'''

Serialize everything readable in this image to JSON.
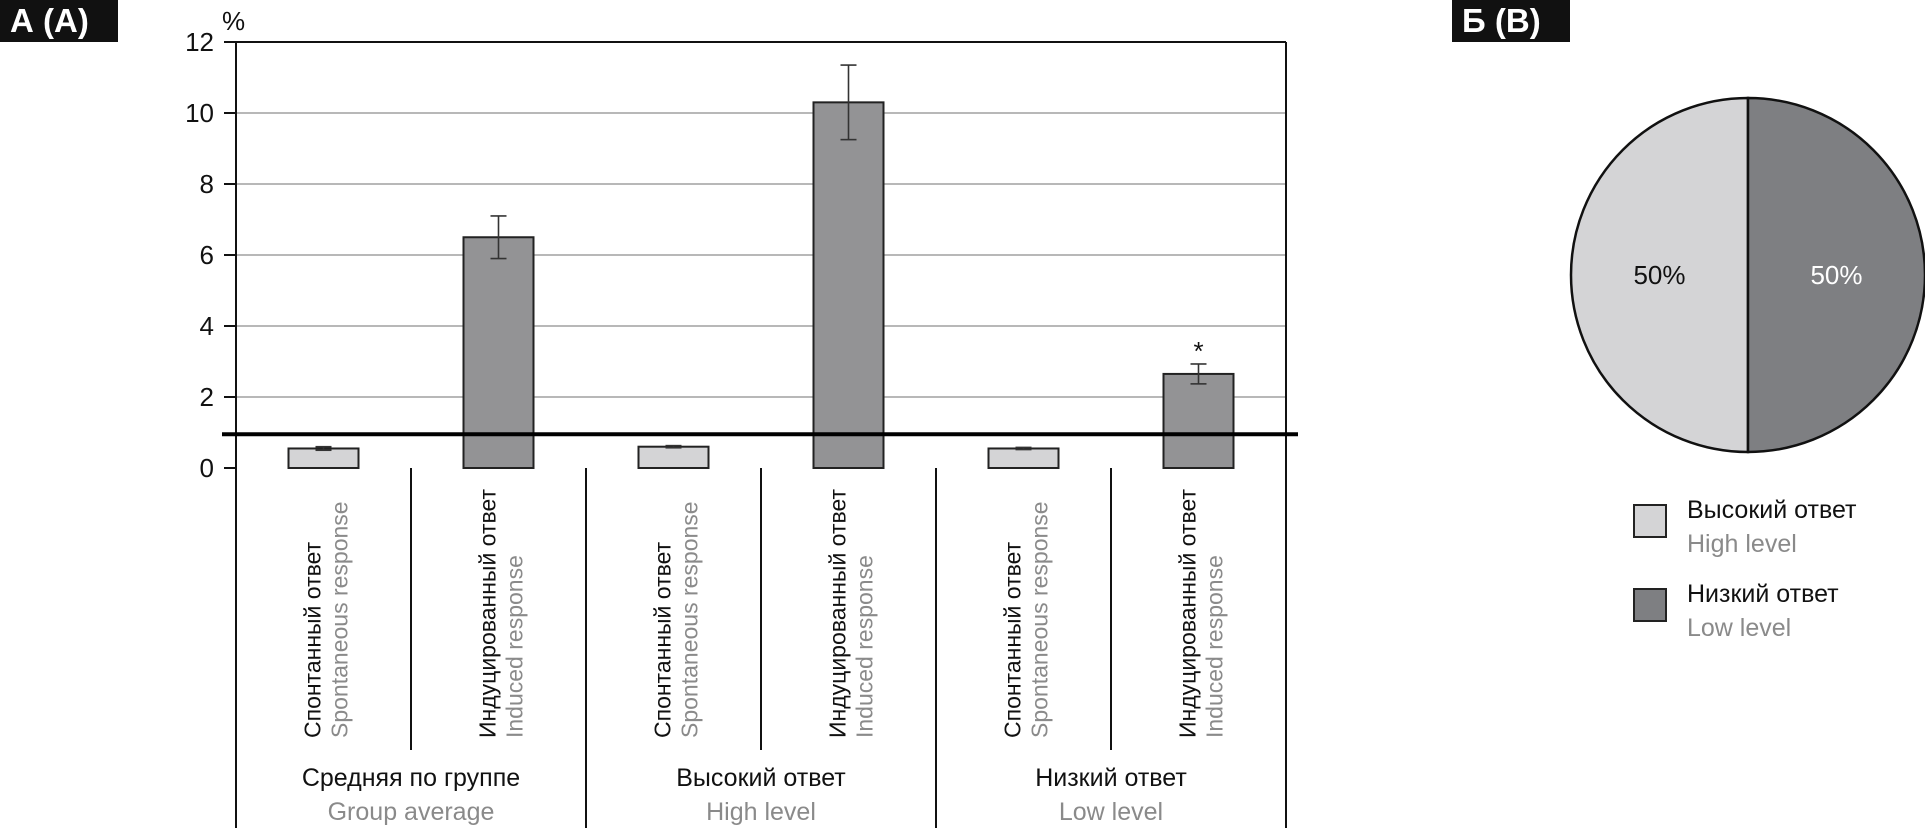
{
  "panel_a": {
    "label": "А (A)",
    "chart_data": {
      "type": "bar",
      "y_unit_label": "%",
      "ylim": [
        0,
        12
      ],
      "yticks": [
        0,
        2,
        4,
        6,
        8,
        10,
        12
      ],
      "grid": "horizontal",
      "reference_line": 0.95,
      "bars": [
        {
          "ru": "Спонтанный ответ",
          "en": "Spontaneous response",
          "value": 0.55,
          "error": 0.05,
          "kind": "spontaneous",
          "annotation": ""
        },
        {
          "ru": "Индуцированный ответ",
          "en": "Induced response",
          "value": 6.5,
          "error": 0.6,
          "kind": "induced",
          "annotation": ""
        },
        {
          "ru": "Спонтанный ответ",
          "en": "Spontaneous response",
          "value": 0.6,
          "error": 0.03,
          "kind": "spontaneous",
          "annotation": ""
        },
        {
          "ru": "Индуцированный ответ",
          "en": "Induced response",
          "value": 10.3,
          "error": 1.05,
          "kind": "induced",
          "annotation": ""
        },
        {
          "ru": "Спонтанный ответ",
          "en": "Spontaneous response",
          "value": 0.55,
          "error": 0.03,
          "kind": "spontaneous",
          "annotation": ""
        },
        {
          "ru": "Индуцированный ответ",
          "en": "Induced response",
          "value": 2.65,
          "error": 0.28,
          "kind": "induced",
          "annotation": "*"
        }
      ],
      "groups": [
        {
          "ru": "Средняя по группе",
          "en": "Group average"
        },
        {
          "ru": "Высокий ответ",
          "en": "High level"
        },
        {
          "ru": "Низкий ответ",
          "en": "Low level"
        }
      ]
    }
  },
  "panel_b": {
    "label": "Б (B)",
    "chart_data": {
      "type": "pie",
      "slices": [
        {
          "label_ru": "Высокий ответ",
          "label_en": "High level",
          "value": 50,
          "text": "50%",
          "color": "#d4d4d6"
        },
        {
          "label_ru": "Низкий ответ",
          "label_en": "Low level",
          "value": 50,
          "text": "50%",
          "color": "#7e7f82"
        }
      ]
    }
  },
  "colors": {
    "spontaneous": "#d4d4d6",
    "induced": "#939395",
    "grid": "#a0a0a0",
    "axis": "#111111",
    "english_text": "#8a8a8a"
  }
}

'''

Copy out each line exactly, without the pictures.

THE COMPLETED TASK:
Serialize everything readable in this image to JSON.
{
  "panel_a": {
    "label": "А (A)",
    "chart_data": {
      "type": "bar",
      "y_unit_label": "%",
      "ylim": [
        0,
        12
      ],
      "yticks": [
        0,
        2,
        4,
        6,
        8,
        10,
        12
      ],
      "grid": "horizontal",
      "reference_line": 0.95,
      "bars": [
        {
          "ru": "Спонтанный ответ",
          "en": "Spontaneous response",
          "value": 0.55,
          "error": 0.05,
          "kind": "spontaneous",
          "annotation": ""
        },
        {
          "ru": "Индуцированный ответ",
          "en": "Induced response",
          "value": 6.5,
          "error": 0.6,
          "kind": "induced",
          "annotation": ""
        },
        {
          "ru": "Спонтанный ответ",
          "en": "Spontaneous response",
          "value": 0.6,
          "error": 0.03,
          "kind": "spontaneous",
          "annotation": ""
        },
        {
          "ru": "Индуцированный ответ",
          "en": "Induced response",
          "value": 10.3,
          "error": 1.05,
          "kind": "induced",
          "annotation": ""
        },
        {
          "ru": "Спонтанный ответ",
          "en": "Spontaneous response",
          "value": 0.55,
          "error": 0.03,
          "kind": "spontaneous",
          "annotation": ""
        },
        {
          "ru": "Индуцированный ответ",
          "en": "Induced response",
          "value": 2.65,
          "error": 0.28,
          "kind": "induced",
          "annotation": "*"
        }
      ],
      "groups": [
        {
          "ru": "Средняя по группе",
          "en": "Group average"
        },
        {
          "ru": "Высокий ответ",
          "en": "High level"
        },
        {
          "ru": "Низкий ответ",
          "en": "Low level"
        }
      ]
    }
  },
  "panel_b": {
    "label": "Б (B)",
    "chart_data": {
      "type": "pie",
      "slices": [
        {
          "label_ru": "Высокий ответ",
          "label_en": "High level",
          "value": 50,
          "text": "50%",
          "color": "#d4d4d6"
        },
        {
          "label_ru": "Низкий ответ",
          "label_en": "Low level",
          "value": 50,
          "text": "50%",
          "color": "#7e7f82"
        }
      ]
    }
  },
  "colors": {
    "spontaneous": "#d4d4d6",
    "induced": "#939395",
    "grid": "#a0a0a0",
    "axis": "#111111",
    "english_text": "#8a8a8a"
  }
}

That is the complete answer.